§ **Directions for this task**: Write every line of the material out exactly as shown.

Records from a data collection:
######

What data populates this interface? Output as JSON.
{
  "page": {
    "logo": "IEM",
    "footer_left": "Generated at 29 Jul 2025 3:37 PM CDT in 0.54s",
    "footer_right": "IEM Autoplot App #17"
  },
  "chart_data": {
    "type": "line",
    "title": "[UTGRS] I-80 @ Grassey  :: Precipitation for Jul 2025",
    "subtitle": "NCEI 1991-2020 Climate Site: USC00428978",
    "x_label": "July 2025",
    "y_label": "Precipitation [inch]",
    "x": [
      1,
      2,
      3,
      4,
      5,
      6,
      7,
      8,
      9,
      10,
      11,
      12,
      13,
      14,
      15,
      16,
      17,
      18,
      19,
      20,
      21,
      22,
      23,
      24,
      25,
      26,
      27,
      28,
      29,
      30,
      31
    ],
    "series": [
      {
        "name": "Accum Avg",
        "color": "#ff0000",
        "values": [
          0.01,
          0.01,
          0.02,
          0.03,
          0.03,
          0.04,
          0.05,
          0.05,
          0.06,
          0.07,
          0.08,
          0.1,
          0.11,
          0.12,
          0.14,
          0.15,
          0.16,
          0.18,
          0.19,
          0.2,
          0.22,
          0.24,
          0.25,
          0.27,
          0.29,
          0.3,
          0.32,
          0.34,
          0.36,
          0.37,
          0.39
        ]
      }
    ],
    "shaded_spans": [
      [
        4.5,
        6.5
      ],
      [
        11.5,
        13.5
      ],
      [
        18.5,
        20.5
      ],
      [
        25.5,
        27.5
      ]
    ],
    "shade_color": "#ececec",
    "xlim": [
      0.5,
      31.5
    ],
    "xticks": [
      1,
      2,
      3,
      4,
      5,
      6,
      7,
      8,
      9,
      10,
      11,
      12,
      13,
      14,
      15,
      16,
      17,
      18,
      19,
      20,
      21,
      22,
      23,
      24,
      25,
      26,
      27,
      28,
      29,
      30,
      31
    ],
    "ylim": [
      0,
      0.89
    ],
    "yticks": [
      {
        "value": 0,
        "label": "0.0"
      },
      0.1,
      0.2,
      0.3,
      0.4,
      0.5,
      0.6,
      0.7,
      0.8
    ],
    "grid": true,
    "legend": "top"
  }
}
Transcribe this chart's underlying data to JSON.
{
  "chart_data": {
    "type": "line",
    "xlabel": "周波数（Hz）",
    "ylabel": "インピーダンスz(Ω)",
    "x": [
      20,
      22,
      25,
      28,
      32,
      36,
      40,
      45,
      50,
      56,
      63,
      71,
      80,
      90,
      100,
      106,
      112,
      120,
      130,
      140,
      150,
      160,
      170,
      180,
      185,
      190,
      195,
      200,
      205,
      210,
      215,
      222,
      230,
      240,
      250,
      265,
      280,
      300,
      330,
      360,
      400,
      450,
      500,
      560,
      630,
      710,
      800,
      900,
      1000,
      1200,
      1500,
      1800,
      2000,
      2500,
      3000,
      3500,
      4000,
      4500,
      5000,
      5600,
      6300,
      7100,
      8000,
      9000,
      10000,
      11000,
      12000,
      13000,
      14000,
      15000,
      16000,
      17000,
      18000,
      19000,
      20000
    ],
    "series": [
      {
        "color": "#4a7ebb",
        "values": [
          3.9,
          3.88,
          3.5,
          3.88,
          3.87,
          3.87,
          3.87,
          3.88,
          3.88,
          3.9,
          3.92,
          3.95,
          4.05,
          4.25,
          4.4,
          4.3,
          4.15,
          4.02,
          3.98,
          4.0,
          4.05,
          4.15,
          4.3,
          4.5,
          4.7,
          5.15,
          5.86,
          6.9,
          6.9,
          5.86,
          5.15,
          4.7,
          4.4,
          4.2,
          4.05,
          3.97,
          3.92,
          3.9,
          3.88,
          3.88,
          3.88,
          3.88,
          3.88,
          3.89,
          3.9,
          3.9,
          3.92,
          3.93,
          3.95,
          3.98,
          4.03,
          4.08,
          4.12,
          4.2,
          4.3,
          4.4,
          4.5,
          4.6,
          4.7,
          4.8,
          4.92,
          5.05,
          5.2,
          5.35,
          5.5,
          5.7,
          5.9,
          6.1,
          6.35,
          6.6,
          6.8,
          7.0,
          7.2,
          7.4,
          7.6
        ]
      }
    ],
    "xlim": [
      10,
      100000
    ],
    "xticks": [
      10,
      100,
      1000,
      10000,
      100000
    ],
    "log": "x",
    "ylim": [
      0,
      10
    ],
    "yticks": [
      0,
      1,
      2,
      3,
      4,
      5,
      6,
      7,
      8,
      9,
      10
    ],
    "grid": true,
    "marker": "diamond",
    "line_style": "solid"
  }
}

######

§ **Response below**:
What data populates this interface? Output as JSON.
{
  "page": {
    "logo": "IEM",
    "footer_left": "Generated at 29 Jul 2025 3:37 PM CDT in 0.54s",
    "footer_right": "IEM Autoplot App #17"
  },
  "chart_data": {
    "type": "line",
    "title": "[UTGRS] I-80 @ Grassey  :: Precipitation for Jul 2025",
    "subtitle": "NCEI 1991-2020 Climate Site: USC00428978",
    "x_label": "July 2025",
    "y_label": "Precipitation [inch]",
    "x": [
      1,
      2,
      3,
      4,
      5,
      6,
      7,
      8,
      9,
      10,
      11,
      12,
      13,
      14,
      15,
      16,
      17,
      18,
      19,
      20,
      21,
      22,
      23,
      24,
      25,
      26,
      27,
      28,
      29,
      30,
      31
    ],
    "series": [
      {
        "name": "Accum Avg",
        "color": "#ff0000",
        "values": [
          0.01,
          0.01,
          0.02,
          0.03,
          0.03,
          0.04,
          0.05,
          0.05,
          0.06,
          0.07,
          0.08,
          0.1,
          0.11,
          0.12,
          0.14,
          0.15,
          0.16,
          0.18,
          0.19,
          0.2,
          0.22,
          0.24,
          0.25,
          0.27,
          0.29,
          0.3,
          0.32,
          0.34,
          0.36,
          0.37,
          0.39
        ]
      }
    ],
    "shaded_spans": [
      [
        4.5,
        6.5
      ],
      [
        11.5,
        13.5
      ],
      [
        18.5,
        20.5
      ],
      [
        25.5,
        27.5
      ]
    ],
    "shade_color": "#ececec",
    "xlim": [
      0.5,
      31.5
    ],
    "xticks": [
      1,
      2,
      3,
      4,
      5,
      6,
      7,
      8,
      9,
      10,
      11,
      12,
      13,
      14,
      15,
      16,
      17,
      18,
      19,
      20,
      21,
      22,
      23,
      24,
      25,
      26,
      27,
      28,
      29,
      30,
      31
    ],
    "ylim": [
      0,
      0.89
    ],
    "yticks": [
      {
        "value": 0,
        "label": "0.0"
      },
      0.1,
      0.2,
      0.3,
      0.4,
      0.5,
      0.6,
      0.7,
      0.8
    ],
    "grid": true,
    "legend": "top"
  }
}
Transcribe this chart's underlying data to JSON.
{
  "chart_data": {
    "type": "line",
    "xlabel": "周波数（Hz）",
    "ylabel": "インピーダンスz(Ω)",
    "x": [
      20,
      22,
      25,
      28,
      32,
      36,
      40,
      45,
      50,
      56,
      63,
      71,
      80,
      90,
      100,
      106,
      112,
      120,
      130,
      140,
      150,
      160,
      170,
      180,
      185,
      190,
      195,
      200,
      205,
      210,
      215,
      222,
      230,
      240,
      250,
      265,
      280,
      300,
      330,
      360,
      400,
      450,
      500,
      560,
      630,
      710,
      800,
      900,
      1000,
      1200,
      1500,
      1800,
      2000,
      2500,
      3000,
      3500,
      4000,
      4500,
      5000,
      5600,
      6300,
      7100,
      8000,
      9000,
      10000,
      11000,
      12000,
      13000,
      14000,
      15000,
      16000,
      17000,
      18000,
      19000,
      20000
    ],
    "series": [
      {
        "color": "#4a7ebb",
        "values": [
          3.9,
          3.88,
          3.5,
          3.88,
          3.87,
          3.87,
          3.87,
          3.88,
          3.88,
          3.9,
          3.92,
          3.95,
          4.05,
          4.25,
          4.4,
          4.3,
          4.15,
          4.02,
          3.98,
          4.0,
          4.05,
          4.15,
          4.3,
          4.5,
          4.7,
          5.15,
          5.86,
          6.9,
          6.9,
          5.86,
          5.15,
          4.7,
          4.4,
          4.2,
          4.05,
          3.97,
          3.92,
          3.9,
          3.88,
          3.88,
          3.88,
          3.88,
          3.88,
          3.89,
          3.9,
          3.9,
          3.92,
          3.93,
          3.95,
          3.98,
          4.03,
          4.08,
          4.12,
          4.2,
          4.3,
          4.4,
          4.5,
          4.6,
          4.7,
          4.8,
          4.92,
          5.05,
          5.2,
          5.35,
          5.5,
          5.7,
          5.9,
          6.1,
          6.35,
          6.6,
          6.8,
          7.0,
          7.2,
          7.4,
          7.6
        ]
      }
    ],
    "xlim": [
      10,
      100000
    ],
    "xticks": [
      10,
      100,
      1000,
      10000,
      100000
    ],
    "log": "x",
    "ylim": [
      0,
      10
    ],
    "yticks": [
      0,
      1,
      2,
      3,
      4,
      5,
      6,
      7,
      8,
      9,
      10
    ],
    "grid": true,
    "marker": "diamond",
    "line_style": "solid"
  }
}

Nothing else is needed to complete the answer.